*Exercise*
Copy out, from the entries below, each line holding the string "color".

*Listed records*
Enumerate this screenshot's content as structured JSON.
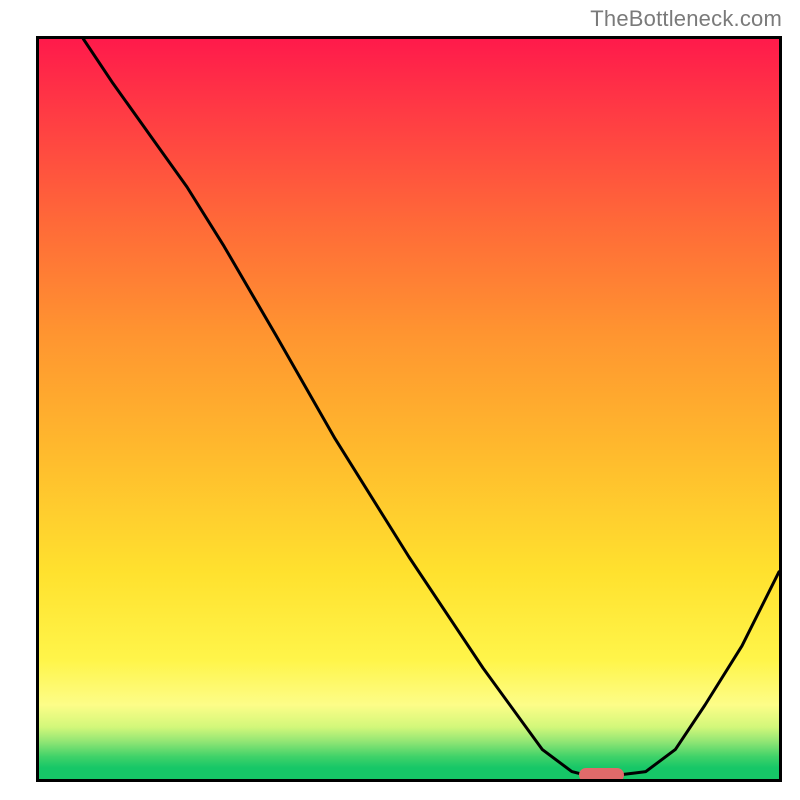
{
  "watermark": "TheBottleneck.com",
  "chart_data": {
    "type": "line",
    "title": "",
    "xlabel": "",
    "ylabel": "",
    "xlim": [
      0,
      100
    ],
    "ylim": [
      0,
      100
    ],
    "series": [
      {
        "name": "curve",
        "x": [
          6,
          10,
          15,
          20,
          25,
          32,
          40,
          50,
          60,
          68,
          72,
          74,
          78,
          82,
          86,
          90,
          95,
          100
        ],
        "values": [
          100,
          94,
          87,
          80,
          72,
          60,
          46,
          30,
          15,
          4,
          1,
          0.5,
          0.5,
          1,
          4,
          10,
          18,
          28
        ]
      }
    ],
    "marker": {
      "x_start": 73,
      "x_end": 79,
      "y": 0.5
    },
    "gradient_stops": [
      {
        "pos": 0,
        "color": "#ff1a4b"
      },
      {
        "pos": 25,
        "color": "#ff6a38"
      },
      {
        "pos": 55,
        "color": "#ffb82d"
      },
      {
        "pos": 84,
        "color": "#fff54a"
      },
      {
        "pos": 100,
        "color": "#16c767"
      }
    ]
  }
}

*Exercise output*
        "color": "#ff1a4b"
        "color": "#ff6a38"
        "color": "#ffb82d"
        "color": "#fff54a"
        "color": "#16c767"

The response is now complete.